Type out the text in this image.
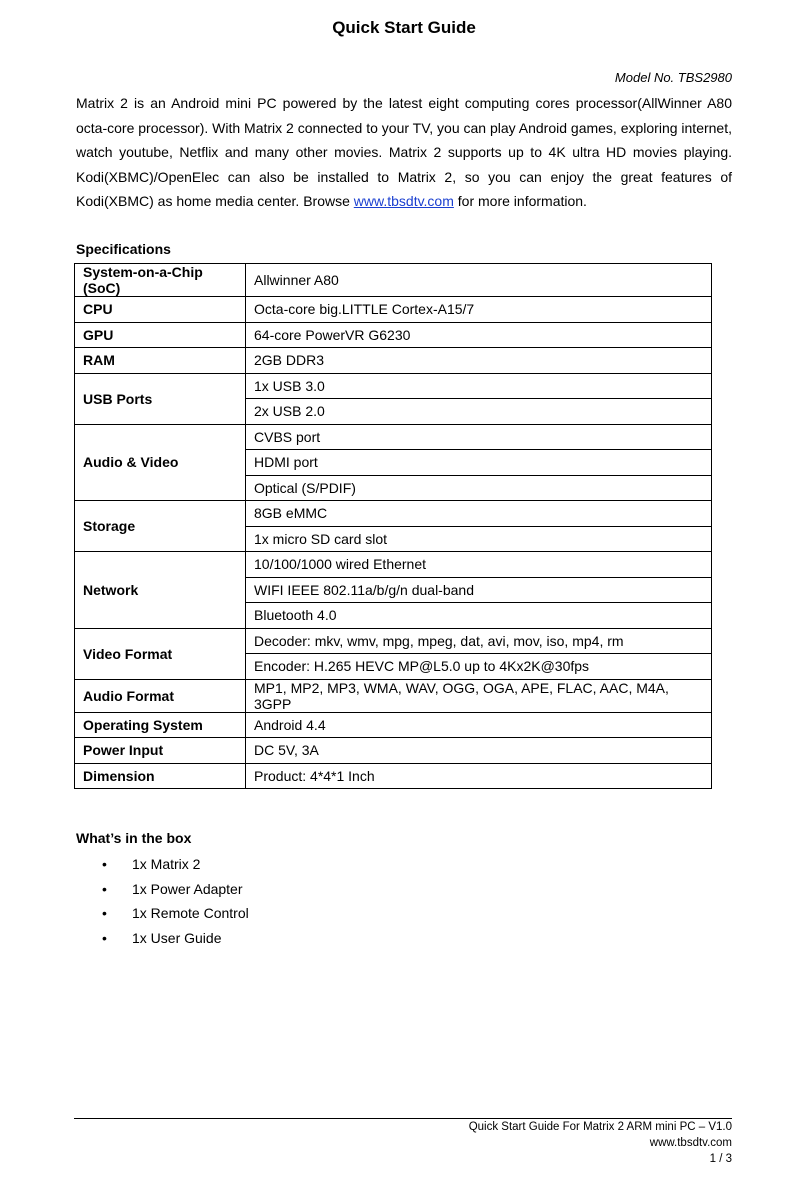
Quick Start Guide
Model No. TBS2980
Matrix 2 is an Android mini PC powered by the latest eight computing cores processor(AllWinner A80 octa-core processor). With Matrix 2 connected to your TV, you can play Android games, exploring internet, watch youtube, Netflix and many other movies. Matrix 2 supports up to 4K ultra HD movies playing. Kodi(XBMC)/OpenElec can also be installed to Matrix 2, so you can enjoy the great features of Kodi(XBMC) as home media center. Browse www.tbsdtv.com for more information.
Specifications
System-on-a-Chip (SoC)	Allwinner A80
CPU	Octa-core big.LITTLE Cortex-A15/7
GPU	64-core PowerVR G6230
RAM	2GB DDR3
USB Ports	1x USB 3.0
	2x USB 2.0
Audio & Video	CVBS port
	HDMI port
	Optical (S/PDIF)
Storage	8GB eMMC
	1x micro SD card slot
Network	10/100/1000 wired Ethernet
	WIFI IEEE 802.11a/b/g/n dual-band
	Bluetooth 4.0
Video Format	Decoder: mkv, wmv, mpg, mpeg, dat, avi, mov, iso, mp4, rm
	Encoder: H.265 HEVC MP@L5.0 up to 4Kx2K@30fps
Audio Format	MP1, MP2, MP3, WMA, WAV, OGG, OGA, APE, FLAC, AAC, M4A, 3GPP
Operating System	Android 4.4
Power Input	DC 5V, 3A
Dimension	Product: 4*4*1 Inch
What’s in the box
• 1x Matrix 2
• 1x Power Adapter
• 1x Remote Control
• 1x User Guide
Quick Start Guide For Matrix 2 ARM mini PC – V1.0
www.tbsdtv.com
1 / 3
- - -
## STATED EXERCISE
Exclude the images, then output the data above word for word.

## FINAL ANSWER
Type out the text in this image.
Quick Start Guide
Model No. TBS2980
Matrix 2 is an Android mini PC powered by the latest eight computing cores processor(AllWinner A80 octa-core processor). With Matrix 2 connected to your TV, you can play Android games, exploring internet, watch youtube, Netflix and many other movies. Matrix 2 supports up to 4K ultra HD movies playing. Kodi(XBMC)/OpenElec can also be installed to Matrix 2, so you can enjoy the great features of Kodi(XBMC) as home media center. Browse www.tbsdtv.com for more information.
Specifications
System-on-a-Chip (SoC)	Allwinner A80
CPU	Octa-core big.LITTLE Cortex-A15/7
GPU	64-core PowerVR G6230
RAM	2GB DDR3
USB Ports	1x USB 3.0
	2x USB 2.0
Audio & Video	CVBS port
	HDMI port
	Optical (S/PDIF)
Storage	8GB eMMC
	1x micro SD card slot
Network	10/100/1000 wired Ethernet
	WIFI IEEE 802.11a/b/g/n dual-band
	Bluetooth 4.0
Video Format	Decoder: mkv, wmv, mpg, mpeg, dat, avi, mov, iso, mp4, rm
	Encoder: H.265 HEVC MP@L5.0 up to 4Kx2K@30fps
Audio Format	MP1, MP2, MP3, WMA, WAV, OGG, OGA, APE, FLAC, AAC, M4A, 3GPP
Operating System	Android 4.4
Power Input	DC 5V, 3A
Dimension	Product: 4*4*1 Inch
What’s in the box
• 1x Matrix 2
• 1x Power Adapter
• 1x Remote Control
• 1x User Guide
Quick Start Guide For Matrix 2 ARM mini PC – V1.0
www.tbsdtv.com
1 / 3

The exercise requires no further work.